> _What the task asks_
Copy all lines below containing "같으려면".

> _Data for processing_
============
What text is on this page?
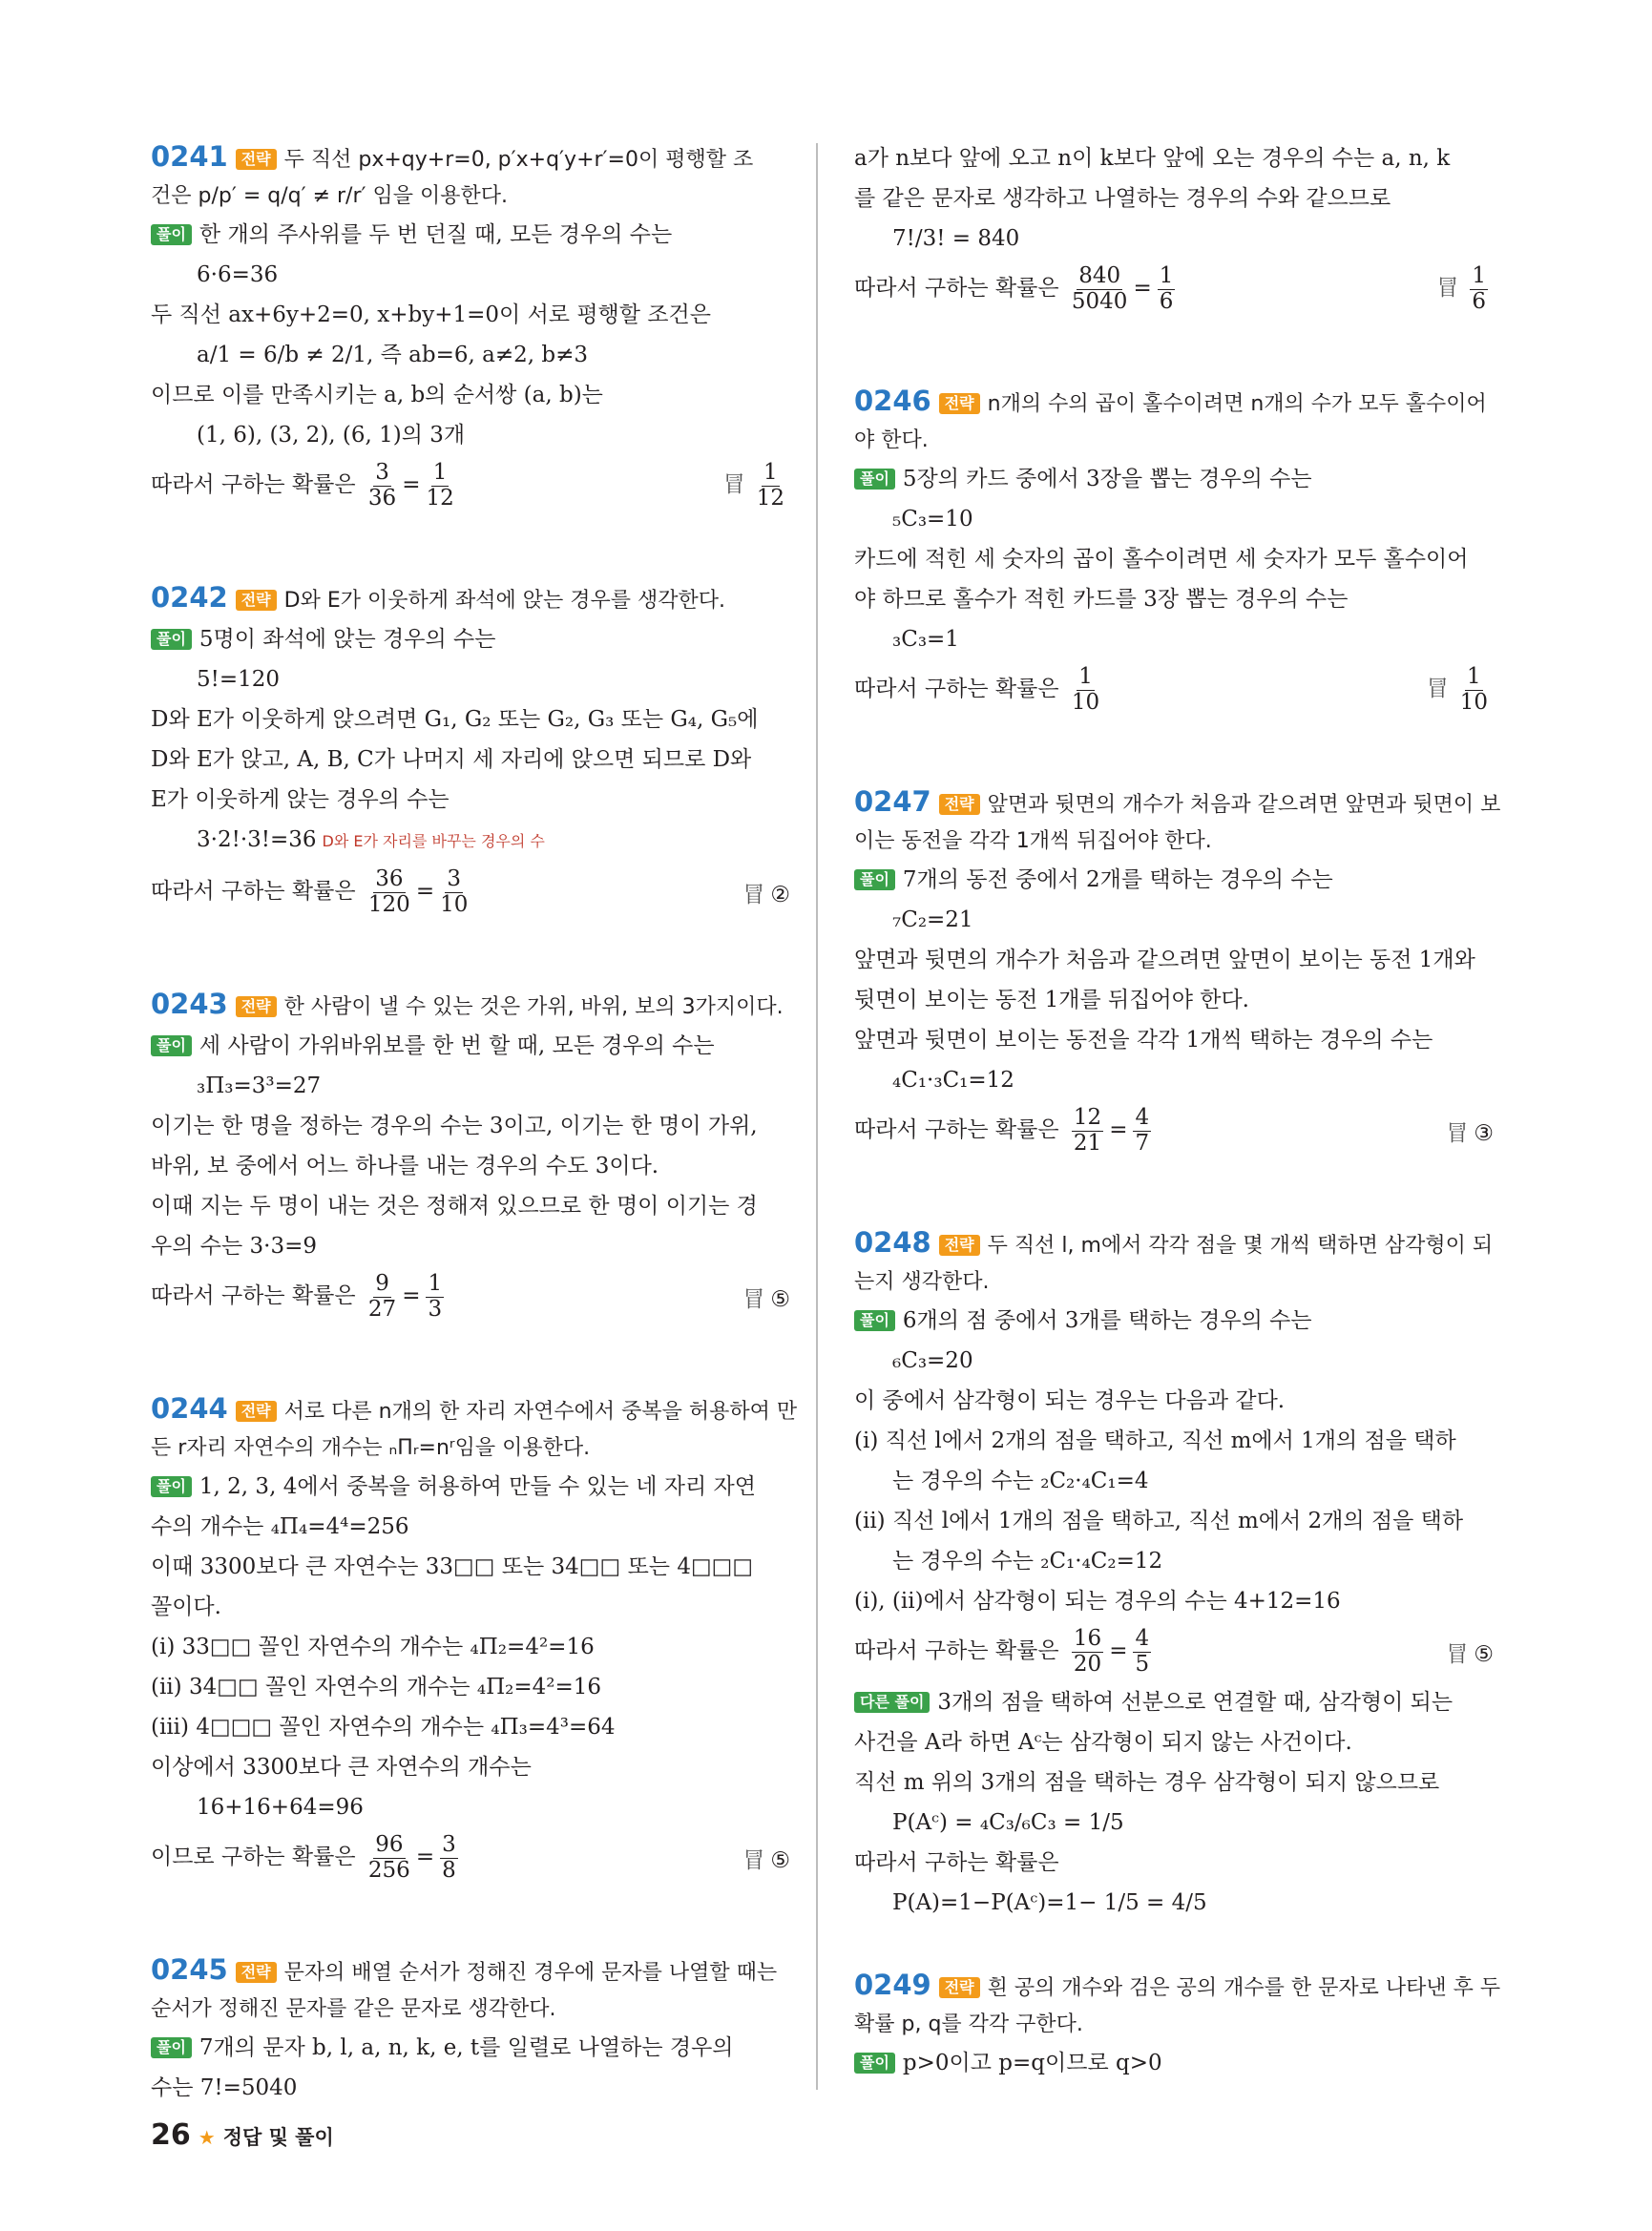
0241 전략 두 직선 px+qy+r=0, p′x+q′y+r′=0이 평행할 조
건은 p/p′ = q/q′ ≠ r/r′ 임을 이용한다.
풀이 한 개의 주사위를 두 번 던질 때, 모든 경우의 수는
6·6=36
두 직선 ax+6y+2=0, x+by+1=0이 서로 평행할 조건은
a/1 = 6/b ≠ 2/1, 즉 ab=6, a≠2, b≠3
이므로 이를 만족시키는 a, b의 순서쌍 (a, b)는
(1, 6), (3, 2), (6, 1)의 3개
따라서 구하는 확률은 $\frac{3}{36} = \frac{1}{12}$	冒 $\frac{1}{12}$
0242 전략 D와 E가 이웃하게 좌석에 앉는 경우를 생각한다.
풀이 5명이 좌석에 앉는 경우의 수는
5!=120
D와 E가 이웃하게 앉으려면 G₁, G₂ 또는 G₂, G₃ 또는 G₄, G₅에
D와 E가 앉고, A, B, C가 나머지 세 자리에 앉으면 되므로 D와
E가 이웃하게 앉는 경우의 수는
3·2!·3!=36 D와 E가 자리를 바꾸는 경우의 수
따라서 구하는 확률은 $\frac{36}{120} = \frac{3}{10}$	冒 ②
0243 전략 한 사람이 낼 수 있는 것은 가위, 바위, 보의 3가지이다.
풀이 세 사람이 가위바위보를 한 번 할 때, 모든 경우의 수는
₃Π₃=3³=27
이기는 한 명을 정하는 경우의 수는 3이고, 이기는 한 명이 가위,
바위, 보 중에서 어느 하나를 내는 경우의 수도 3이다.
이때 지는 두 명이 내는 것은 정해져 있으므로 한 명이 이기는 경
우의 수는 3·3=9
따라서 구하는 확률은 $\frac{9}{27} = \frac{1}{3}$	冒 ⑤
0244 전략 서로 다른 n개의 한 자리 자연수에서 중복을 허용하여 만
든 r자리 자연수의 개수는 ₙΠᵣ=nʳ임을 이용한다.
풀이 1, 2, 3, 4에서 중복을 허용하여 만들 수 있는 네 자리 자연
수의 개수는 ₄Π₄=4⁴=256
이때 3300보다 큰 자연수는 33□□ 또는 34□□ 또는 4□□□
꼴이다.
(i) 33□□ 꼴인 자연수의 개수는 ₄Π₂=4²=16
(ii) 34□□ 꼴인 자연수의 개수는 ₄Π₂=4²=16
(iii) 4□□□ 꼴인 자연수의 개수는 ₄Π₃=4³=64
이상에서 3300보다 큰 자연수의 개수는
16+16+64=96
이므로 구하는 확률은 $\frac{96}{256} = \frac{3}{8}$	冒 ⑤
0245 전략 문자의 배열 순서가 정해진 경우에 문자를 나열할 때는
순서가 정해진 문자를 같은 문자로 생각한다.
풀이 7개의 문자 b, l, a, n, k, e, t를 일렬로 나열하는 경우의
수는 7!=5040
a가 n보다 앞에 오고 n이 k보다 앞에 오는 경우의 수는 a, n, k
를 같은 문자로 생각하고 나열하는 경우의 수와 같으므로
7!/3! = 840
따라서 구하는 확률은 $\frac{840}{5040} = \frac{1}{6}$	冒 $\frac{1}{6}$
0246 전략 n개의 수의 곱이 홀수이려면 n개의 수가 모두 홀수이어
야 한다.
풀이 5장의 카드 중에서 3장을 뽑는 경우의 수는
₅C₃=10
카드에 적힌 세 숫자의 곱이 홀수이려면 세 숫자가 모두 홀수이어
야 하므로 홀수가 적힌 카드를 3장 뽑는 경우의 수는
₃C₃=1
따라서 구하는 확률은 $\frac{1}{10}$	冒 $\frac{1}{10}$
0247 전략 앞면과 뒷면의 개수가 처음과 같으려면 앞면과 뒷면이 보
이는 동전을 각각 1개씩 뒤집어야 한다.
풀이 7개의 동전 중에서 2개를 택하는 경우의 수는
₇C₂=21
앞면과 뒷면의 개수가 처음과 같으려면 앞면이 보이는 동전 1개와
뒷면이 보이는 동전 1개를 뒤집어야 한다.
앞면과 뒷면이 보이는 동전을 각각 1개씩 택하는 경우의 수는
₄C₁·₃C₁=12
따라서 구하는 확률은 $\frac{12}{21} = \frac{4}{7}$	冒 ③
0248 전략 두 직선 l, m에서 각각 점을 몇 개씩 택하면 삼각형이 되
는지 생각한다.
풀이 6개의 점 중에서 3개를 택하는 경우의 수는
₆C₃=20
이 중에서 삼각형이 되는 경우는 다음과 같다.
(i) 직선 l에서 2개의 점을 택하고, 직선 m에서 1개의 점을 택하
는 경우의 수는 ₂C₂·₄C₁=4
(ii) 직선 l에서 1개의 점을 택하고, 직선 m에서 2개의 점을 택하
는 경우의 수는 ₂C₁·₄C₂=12
(i), (ii)에서 삼각형이 되는 경우의 수는 4+12=16
따라서 구하는 확률은 $\frac{16}{20} = \frac{4}{5}$	冒 ⑤
다른 풀이 3개의 점을 택하여 선분으로 연결할 때, 삼각형이 되는
사건을 A라 하면 Aᶜ는 삼각형이 되지 않는 사건이다.
직선 m 위의 3개의 점을 택하는 경우 삼각형이 되지 않으므로
P(Aᶜ) = ₄C₃/₆C₃ = 1/5
따라서 구하는 확률은
P(A)=1−P(Aᶜ)=1− 1/5 = 4/5
0249 전략 흰 공의 개수와 검은 공의 개수를 한 문자로 나타낸 후 두
확률 p, q를 각각 구한다.
풀이 p>0이고 p=q이므로 q>0
26 ★ 정답 및 풀이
============
> _Result of this exercise_
0247 전략 앞면과 뒷면의 개수가 처음과 같으려면 앞면과 뒷면이 보
앞면과 뒷면의 개수가 처음과 같으려면 앞면이 보이는 동전 1개와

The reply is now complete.